*Written request*: Pull each line holding "author" out of the entries below.

*Recorded information*:
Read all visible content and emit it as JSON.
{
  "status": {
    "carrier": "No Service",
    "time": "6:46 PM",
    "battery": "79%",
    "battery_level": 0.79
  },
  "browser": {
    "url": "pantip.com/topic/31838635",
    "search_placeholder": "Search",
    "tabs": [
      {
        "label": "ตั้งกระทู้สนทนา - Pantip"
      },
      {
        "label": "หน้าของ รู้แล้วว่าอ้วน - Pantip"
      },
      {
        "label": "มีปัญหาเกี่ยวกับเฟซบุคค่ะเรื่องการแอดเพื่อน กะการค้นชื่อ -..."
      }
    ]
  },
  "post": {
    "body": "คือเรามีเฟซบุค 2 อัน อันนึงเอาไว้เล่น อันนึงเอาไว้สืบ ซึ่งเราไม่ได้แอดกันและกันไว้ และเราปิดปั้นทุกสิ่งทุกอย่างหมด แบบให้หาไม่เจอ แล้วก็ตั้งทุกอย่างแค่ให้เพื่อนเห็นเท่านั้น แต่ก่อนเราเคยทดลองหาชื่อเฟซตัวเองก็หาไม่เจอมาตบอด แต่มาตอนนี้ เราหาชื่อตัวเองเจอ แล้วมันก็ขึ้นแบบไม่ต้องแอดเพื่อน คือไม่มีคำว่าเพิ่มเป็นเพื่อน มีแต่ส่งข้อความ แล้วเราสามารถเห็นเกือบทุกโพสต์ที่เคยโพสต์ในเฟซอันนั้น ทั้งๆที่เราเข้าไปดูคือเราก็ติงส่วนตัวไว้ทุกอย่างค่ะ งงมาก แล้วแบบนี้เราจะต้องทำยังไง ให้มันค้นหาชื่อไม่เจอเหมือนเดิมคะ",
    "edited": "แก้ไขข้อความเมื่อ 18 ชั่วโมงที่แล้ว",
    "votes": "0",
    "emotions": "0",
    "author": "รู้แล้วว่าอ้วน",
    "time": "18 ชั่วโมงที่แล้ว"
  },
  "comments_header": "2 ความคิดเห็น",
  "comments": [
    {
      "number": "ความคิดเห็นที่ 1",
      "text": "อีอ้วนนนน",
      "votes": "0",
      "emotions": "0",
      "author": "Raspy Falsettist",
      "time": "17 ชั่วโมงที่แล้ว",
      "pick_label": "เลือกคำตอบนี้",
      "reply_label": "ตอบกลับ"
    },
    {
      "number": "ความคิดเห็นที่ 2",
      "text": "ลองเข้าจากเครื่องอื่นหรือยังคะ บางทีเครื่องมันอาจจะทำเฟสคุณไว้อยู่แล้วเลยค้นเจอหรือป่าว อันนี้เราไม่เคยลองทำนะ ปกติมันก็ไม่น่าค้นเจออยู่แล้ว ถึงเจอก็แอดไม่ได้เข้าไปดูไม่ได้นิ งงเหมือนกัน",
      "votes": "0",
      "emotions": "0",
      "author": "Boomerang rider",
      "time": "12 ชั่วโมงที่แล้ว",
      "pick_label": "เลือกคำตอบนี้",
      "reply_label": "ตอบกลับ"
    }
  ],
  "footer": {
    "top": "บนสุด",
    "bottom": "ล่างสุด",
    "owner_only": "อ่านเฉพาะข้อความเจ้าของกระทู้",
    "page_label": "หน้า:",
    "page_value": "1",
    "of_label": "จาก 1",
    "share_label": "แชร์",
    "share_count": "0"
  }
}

---

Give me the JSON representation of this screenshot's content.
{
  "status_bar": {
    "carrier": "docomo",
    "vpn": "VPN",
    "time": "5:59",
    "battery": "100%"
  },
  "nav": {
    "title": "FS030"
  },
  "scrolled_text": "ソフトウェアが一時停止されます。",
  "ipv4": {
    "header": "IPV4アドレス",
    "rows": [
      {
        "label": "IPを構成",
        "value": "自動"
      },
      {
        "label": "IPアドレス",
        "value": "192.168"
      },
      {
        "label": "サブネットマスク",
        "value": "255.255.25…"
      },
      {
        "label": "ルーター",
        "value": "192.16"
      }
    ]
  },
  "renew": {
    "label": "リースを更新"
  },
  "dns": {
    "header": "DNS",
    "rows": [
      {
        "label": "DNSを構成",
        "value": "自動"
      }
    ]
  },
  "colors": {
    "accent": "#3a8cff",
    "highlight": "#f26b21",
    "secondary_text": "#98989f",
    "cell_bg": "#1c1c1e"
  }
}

*Solution to the problem*:
    "author": "รู้แล้วว่าอ้วน",
      "author": "Raspy Falsettist",
      "author": "Boomerang rider",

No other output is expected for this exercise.